(Saved entries)
■ ■ ■ ■ ■ ■ ■
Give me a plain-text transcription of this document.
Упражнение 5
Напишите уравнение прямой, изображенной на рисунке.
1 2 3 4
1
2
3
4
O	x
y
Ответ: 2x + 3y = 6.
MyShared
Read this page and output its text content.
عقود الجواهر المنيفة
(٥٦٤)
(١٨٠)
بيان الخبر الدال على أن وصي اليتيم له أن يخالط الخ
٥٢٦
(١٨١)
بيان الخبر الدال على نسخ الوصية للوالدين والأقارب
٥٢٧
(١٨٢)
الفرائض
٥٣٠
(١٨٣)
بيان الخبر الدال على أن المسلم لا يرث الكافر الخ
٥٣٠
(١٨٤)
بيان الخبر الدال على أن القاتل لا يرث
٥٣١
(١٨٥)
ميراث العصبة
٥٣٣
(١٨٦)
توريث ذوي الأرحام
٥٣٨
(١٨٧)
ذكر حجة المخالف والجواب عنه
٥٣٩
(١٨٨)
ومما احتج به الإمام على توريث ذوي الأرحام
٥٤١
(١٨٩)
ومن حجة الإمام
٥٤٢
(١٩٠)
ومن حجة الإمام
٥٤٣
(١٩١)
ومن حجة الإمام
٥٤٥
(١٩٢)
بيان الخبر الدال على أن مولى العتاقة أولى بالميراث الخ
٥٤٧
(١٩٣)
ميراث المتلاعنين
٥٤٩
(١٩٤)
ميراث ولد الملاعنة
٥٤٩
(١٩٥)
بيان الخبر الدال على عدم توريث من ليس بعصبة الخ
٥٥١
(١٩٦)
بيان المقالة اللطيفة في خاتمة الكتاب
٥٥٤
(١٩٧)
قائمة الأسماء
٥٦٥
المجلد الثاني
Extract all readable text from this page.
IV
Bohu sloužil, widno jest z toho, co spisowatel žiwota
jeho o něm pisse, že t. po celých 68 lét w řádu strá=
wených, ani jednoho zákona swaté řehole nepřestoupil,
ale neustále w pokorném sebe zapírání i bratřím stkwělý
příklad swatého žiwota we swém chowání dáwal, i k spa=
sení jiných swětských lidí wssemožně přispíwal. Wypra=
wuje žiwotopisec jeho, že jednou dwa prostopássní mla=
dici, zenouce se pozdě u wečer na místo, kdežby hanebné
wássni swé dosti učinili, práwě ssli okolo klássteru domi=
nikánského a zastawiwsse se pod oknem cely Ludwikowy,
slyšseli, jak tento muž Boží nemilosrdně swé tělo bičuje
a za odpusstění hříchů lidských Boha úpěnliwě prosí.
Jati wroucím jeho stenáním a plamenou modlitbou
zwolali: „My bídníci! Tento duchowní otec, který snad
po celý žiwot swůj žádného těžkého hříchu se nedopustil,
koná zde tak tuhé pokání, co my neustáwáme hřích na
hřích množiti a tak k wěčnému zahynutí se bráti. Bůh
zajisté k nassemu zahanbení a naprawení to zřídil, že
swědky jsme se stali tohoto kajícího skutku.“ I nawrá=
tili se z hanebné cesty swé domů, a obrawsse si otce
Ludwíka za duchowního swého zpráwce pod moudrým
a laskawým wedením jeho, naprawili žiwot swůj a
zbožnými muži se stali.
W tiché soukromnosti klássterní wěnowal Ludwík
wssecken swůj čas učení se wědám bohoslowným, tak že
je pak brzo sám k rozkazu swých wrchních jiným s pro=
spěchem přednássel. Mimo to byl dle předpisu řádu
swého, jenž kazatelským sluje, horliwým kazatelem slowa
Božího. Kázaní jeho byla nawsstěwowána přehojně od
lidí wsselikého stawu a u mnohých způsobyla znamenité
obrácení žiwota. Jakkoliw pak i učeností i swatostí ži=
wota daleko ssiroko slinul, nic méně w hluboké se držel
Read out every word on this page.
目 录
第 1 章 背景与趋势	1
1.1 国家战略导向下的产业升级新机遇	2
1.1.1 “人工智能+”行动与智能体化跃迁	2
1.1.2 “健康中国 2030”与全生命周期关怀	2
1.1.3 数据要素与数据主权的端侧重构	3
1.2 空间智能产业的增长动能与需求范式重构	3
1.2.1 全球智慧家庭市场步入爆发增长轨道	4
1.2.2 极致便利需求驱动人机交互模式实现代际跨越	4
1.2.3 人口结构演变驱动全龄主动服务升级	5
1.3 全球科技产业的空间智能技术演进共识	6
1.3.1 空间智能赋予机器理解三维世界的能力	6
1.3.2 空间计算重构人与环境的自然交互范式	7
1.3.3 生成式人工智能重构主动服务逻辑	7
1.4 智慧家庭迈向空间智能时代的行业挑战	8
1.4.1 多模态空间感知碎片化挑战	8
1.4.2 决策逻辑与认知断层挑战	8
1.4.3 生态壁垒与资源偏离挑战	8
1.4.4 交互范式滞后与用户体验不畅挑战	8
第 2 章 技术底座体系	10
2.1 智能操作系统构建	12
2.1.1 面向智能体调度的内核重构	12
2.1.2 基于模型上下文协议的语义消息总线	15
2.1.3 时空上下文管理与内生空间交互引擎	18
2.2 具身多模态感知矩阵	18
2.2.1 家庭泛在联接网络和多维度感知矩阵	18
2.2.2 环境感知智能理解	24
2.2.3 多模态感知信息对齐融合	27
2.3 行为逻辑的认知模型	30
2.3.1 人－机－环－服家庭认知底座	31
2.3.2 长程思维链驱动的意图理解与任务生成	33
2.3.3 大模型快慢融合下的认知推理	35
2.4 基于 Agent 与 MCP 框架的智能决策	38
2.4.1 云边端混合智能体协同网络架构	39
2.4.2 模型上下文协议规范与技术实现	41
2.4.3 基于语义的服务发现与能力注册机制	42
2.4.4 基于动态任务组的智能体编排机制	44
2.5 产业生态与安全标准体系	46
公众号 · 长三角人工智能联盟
■ ■ ■ ■ ■ ■ ■
• **EXERCISE INSTRUCTIONS**: Find the lines above holding the word "this" and show them.

• **SOLUTION BELOW**:
Give me a plain-text transcription of this document.
Read this page and output its text content.
Extract all readable text from this page.
Read out every word on this page.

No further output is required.